Some records:
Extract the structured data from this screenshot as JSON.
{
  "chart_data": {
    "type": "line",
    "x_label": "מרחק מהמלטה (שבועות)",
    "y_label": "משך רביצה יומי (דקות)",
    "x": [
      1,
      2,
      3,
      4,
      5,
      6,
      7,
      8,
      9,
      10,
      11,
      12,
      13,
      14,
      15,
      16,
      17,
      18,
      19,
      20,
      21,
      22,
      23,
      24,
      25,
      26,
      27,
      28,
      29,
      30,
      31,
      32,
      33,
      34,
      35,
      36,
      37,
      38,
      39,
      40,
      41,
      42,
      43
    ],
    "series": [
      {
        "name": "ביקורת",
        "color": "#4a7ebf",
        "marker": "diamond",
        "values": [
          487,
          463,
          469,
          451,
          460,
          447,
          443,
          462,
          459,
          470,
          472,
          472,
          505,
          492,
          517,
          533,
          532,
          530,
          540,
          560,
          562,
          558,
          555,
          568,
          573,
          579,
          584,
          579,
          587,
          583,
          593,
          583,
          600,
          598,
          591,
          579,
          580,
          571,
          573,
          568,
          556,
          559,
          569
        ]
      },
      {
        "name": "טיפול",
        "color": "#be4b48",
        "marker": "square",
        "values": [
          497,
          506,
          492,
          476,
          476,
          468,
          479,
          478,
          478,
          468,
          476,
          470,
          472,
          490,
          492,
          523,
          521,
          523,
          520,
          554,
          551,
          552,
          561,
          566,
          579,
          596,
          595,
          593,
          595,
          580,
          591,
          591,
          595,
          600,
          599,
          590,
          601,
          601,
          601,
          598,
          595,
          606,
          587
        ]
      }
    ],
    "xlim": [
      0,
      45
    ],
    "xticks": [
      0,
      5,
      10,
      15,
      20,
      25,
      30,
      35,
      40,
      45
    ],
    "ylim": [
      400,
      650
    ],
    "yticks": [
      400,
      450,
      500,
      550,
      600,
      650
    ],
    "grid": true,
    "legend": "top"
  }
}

Set problem: All of the entries above must be quoted exactly.

Written response:
Extract the structured data from this screenshot as JSON.
{
  "chart_data": {
    "type": "line",
    "x_label": "מרחק מהמלטה (שבועות)",
    "y_label": "משך רביצה יומי (דקות)",
    "x": [
      1,
      2,
      3,
      4,
      5,
      6,
      7,
      8,
      9,
      10,
      11,
      12,
      13,
      14,
      15,
      16,
      17,
      18,
      19,
      20,
      21,
      22,
      23,
      24,
      25,
      26,
      27,
      28,
      29,
      30,
      31,
      32,
      33,
      34,
      35,
      36,
      37,
      38,
      39,
      40,
      41,
      42,
      43
    ],
    "series": [
      {
        "name": "ביקורת",
        "color": "#4a7ebf",
        "marker": "diamond",
        "values": [
          487,
          463,
          469,
          451,
          460,
          447,
          443,
          462,
          459,
          470,
          472,
          472,
          505,
          492,
          517,
          533,
          532,
          530,
          540,
          560,
          562,
          558,
          555,
          568,
          573,
          579,
          584,
          579,
          587,
          583,
          593,
          583,
          600,
          598,
          591,
          579,
          580,
          571,
          573,
          568,
          556,
          559,
          569
        ]
      },
      {
        "name": "טיפול",
        "color": "#be4b48",
        "marker": "square",
        "values": [
          497,
          506,
          492,
          476,
          476,
          468,
          479,
          478,
          478,
          468,
          476,
          470,
          472,
          490,
          492,
          523,
          521,
          523,
          520,
          554,
          551,
          552,
          561,
          566,
          579,
          596,
          595,
          593,
          595,
          580,
          591,
          591,
          595,
          600,
          599,
          590,
          601,
          601,
          601,
          598,
          595,
          606,
          587
        ]
      }
    ],
    "xlim": [
      0,
      45
    ],
    "xticks": [
      0,
      5,
      10,
      15,
      20,
      25,
      30,
      35,
      40,
      45
    ],
    "ylim": [
      400,
      650
    ],
    "yticks": [
      400,
      450,
      500,
      550,
      600,
      650
    ],
    "grid": true,
    "legend": "top"
  }
}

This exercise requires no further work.